### To do
Provide nothing beyond the count of lines that include the string "Напряжения".

-.-.-

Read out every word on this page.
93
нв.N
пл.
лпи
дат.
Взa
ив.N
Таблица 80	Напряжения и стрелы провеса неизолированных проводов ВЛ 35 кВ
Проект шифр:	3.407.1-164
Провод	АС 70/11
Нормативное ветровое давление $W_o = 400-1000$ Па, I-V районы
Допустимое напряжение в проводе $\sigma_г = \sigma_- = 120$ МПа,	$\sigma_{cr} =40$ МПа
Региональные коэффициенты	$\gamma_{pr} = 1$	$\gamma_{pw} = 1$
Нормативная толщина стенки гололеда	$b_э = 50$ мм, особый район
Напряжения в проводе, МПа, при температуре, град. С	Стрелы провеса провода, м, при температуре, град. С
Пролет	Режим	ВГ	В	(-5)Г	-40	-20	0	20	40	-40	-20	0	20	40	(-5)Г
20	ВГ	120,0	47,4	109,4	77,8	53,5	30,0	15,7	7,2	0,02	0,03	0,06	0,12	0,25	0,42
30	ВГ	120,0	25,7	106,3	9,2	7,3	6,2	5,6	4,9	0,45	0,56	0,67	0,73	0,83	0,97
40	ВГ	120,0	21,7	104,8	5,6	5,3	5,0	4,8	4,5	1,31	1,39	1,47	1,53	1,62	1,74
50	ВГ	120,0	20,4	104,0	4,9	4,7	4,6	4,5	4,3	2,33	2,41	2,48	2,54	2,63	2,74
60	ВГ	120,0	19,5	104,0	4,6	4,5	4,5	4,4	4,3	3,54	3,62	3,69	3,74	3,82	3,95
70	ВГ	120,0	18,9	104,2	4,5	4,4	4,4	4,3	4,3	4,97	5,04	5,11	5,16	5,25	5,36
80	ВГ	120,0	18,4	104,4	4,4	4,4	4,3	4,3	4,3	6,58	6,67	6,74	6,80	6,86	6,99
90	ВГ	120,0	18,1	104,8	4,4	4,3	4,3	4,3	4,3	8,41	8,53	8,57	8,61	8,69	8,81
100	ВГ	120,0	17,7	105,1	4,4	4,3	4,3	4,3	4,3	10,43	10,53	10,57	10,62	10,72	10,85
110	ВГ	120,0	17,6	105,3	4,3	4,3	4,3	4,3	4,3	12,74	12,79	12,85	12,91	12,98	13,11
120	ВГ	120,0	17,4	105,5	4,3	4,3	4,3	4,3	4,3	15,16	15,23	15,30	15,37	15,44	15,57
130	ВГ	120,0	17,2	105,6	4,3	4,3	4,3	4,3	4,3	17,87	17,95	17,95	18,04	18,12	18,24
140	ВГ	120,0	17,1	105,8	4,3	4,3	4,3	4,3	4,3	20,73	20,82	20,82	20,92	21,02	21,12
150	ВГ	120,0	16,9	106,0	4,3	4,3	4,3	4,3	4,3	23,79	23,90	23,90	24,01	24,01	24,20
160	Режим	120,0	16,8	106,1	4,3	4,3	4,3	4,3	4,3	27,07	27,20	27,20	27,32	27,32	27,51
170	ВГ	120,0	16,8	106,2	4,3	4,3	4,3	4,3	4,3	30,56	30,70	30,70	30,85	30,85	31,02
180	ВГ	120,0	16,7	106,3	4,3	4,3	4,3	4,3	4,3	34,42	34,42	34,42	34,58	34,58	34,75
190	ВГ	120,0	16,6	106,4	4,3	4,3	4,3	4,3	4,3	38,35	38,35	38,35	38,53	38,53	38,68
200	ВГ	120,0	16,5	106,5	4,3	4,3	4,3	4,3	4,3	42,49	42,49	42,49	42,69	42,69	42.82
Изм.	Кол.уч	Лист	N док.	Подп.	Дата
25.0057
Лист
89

-.-.-

### Expected answer
2